DAFTAR TUGAS>
[A] Jawablah pertanyaan berikut berdasarkan teks tentang pemberantasan pencurian ikan.
(i) Berapa jumlah kapal penangkap ikan yang ditenggelamkan pada perayaan Hari Kebangkitan Nasional 20 Mei 2015?
(ii) Menurut sejumlah LSM, kepada siapa denda dikenakan dalam putusan hakim pengadilan perikanan yang melukai rasa keadilan masyarakat?
(iii) Lembaga apa yang menurut KNTI harus menerapkan kebijakan yang lebih tegas?
[B] Buatlah ringkasan teks tentang pemberantasan pencurian ikan dalam dua kalimat.
[C] Lanjutkan teks tentang pemberantasan pencurian ikan mulai dari bagian terakhirnya.
══ TEKS BACAAN ══
LSM pun Punya Saran Efektifkan Pemberantasan Pencurian Ikan

id Pemberantasan Pencurian Ikan

Jakarta (ANTARA Lampung) - Penenggelaman sebanyak 41 kapal penangkap ikan pada perayaan Hari Kebangkitan Nasional 20 Mei 2015 diapresiasi oleh sejumlah lembaga swadaya masyarakat (LSM) yang peduli terhadap sektor kelautan dan perikanan di Tanah Air.

Namun, sejumlah LSM tersebut juga mengingatkan masih adanya sejumlah putusan hakim pengadilan perikanan yang melukai rasa keadilan masyarakat karena hanya mengenakan denda kepada pemilik kapal sedangkan kapal penangkap ikan itu tidak ditenggelamkan.

Kesatuan Nelayan Tradisional Indonesia (KNTI) menyatakan Kementerian Kelautan dan Perikanan (KKP) harus menerapkan kebijakan yang lebih tegas dengan langsung menenggelamkan kapal pencuri ikan yang ditangkap di kawasan perairan Indonesia.
═══
══ DATA TEREKAM ══
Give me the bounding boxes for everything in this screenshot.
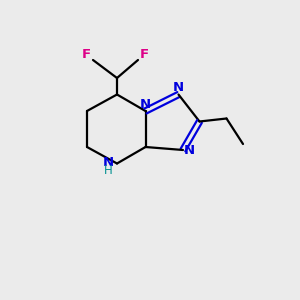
═══
JAWABAN TIAP TUGAS>
[A]
(i) Sebanyak 41 kapal penangkap ikan.
(ii) Kepada pemilik kapal.
(iii) Kementerian Kelautan dan Perikanan (KKP).

[B] Sejumlah LSM yang peduli pada sektor kelautan dan perikanan mengapresiasi penenggelaman 41 kapal penangkap ikan pada Hari Kebangkitan Nasional 20 Mei 2015. Namun, mereka mengingatkan masih adanya putusan hakim pengadilan perikanan yang hanya mendenda pemilik kapal tanpa menenggelamkan kapalnya, dan KNTI menyatakan KKP harus lebih tegas dengan langsung menenggelamkan kapal pencuri ikan yang ditangkap di perairan Indonesia.

[C]
"Kami ingin mendengar Bu Susi (Menteri Kelautan dan Perikanan) menangkap tangan pelaku 'illegal fishing' di lapangan, dan bisa langsung ditenggelamkan sesuai pasal 69 ayat 4 UU No. 45 Tahun 2009 tentang Perikanan," kata Ketua Bidang Analisis Strategis dan Kebijakan Publik DPP KNTI Suhana dalam konferensi pers di kantor KNTI di Menteng, Jakarta Pusat, Rabu (27/5).

Menurut Suhana, kapal yang ditemukan mencuri ikan di kawasan perairan Indonesia untuk tidak perlu lagi dibawa ke pengadilan.

Ia juga menginginkan Menteri Susi meniru kebijakan Uni Eropa yang mengumumkan secara internasional terkait dengan kapal-kapal penangkap ikan yang diduga mencuri ikan di perairan benua biru tersebut.

Setelah adanya pengumuman itu, maka seluruh hasil tangkapan kapal tersebut akan ditolak masuk di Uni Eropa.

"Kalau pola seperti itu ditiru Indonesia pasti negara-negara seperti di Uni Eropa juga akan menolak produk-produk dari kapal ini. Ini adalah cara untuk memerangi 'illegal fishing', jadi tidak cukup hanya ditenggelamkan saja," ujarnya.

Apalagi, ujar dia, saat ini produk kelautan dan perikanan dalam tingkat global relatif dapat terlacak melalui mekanisme "tracebility" produk perikanan.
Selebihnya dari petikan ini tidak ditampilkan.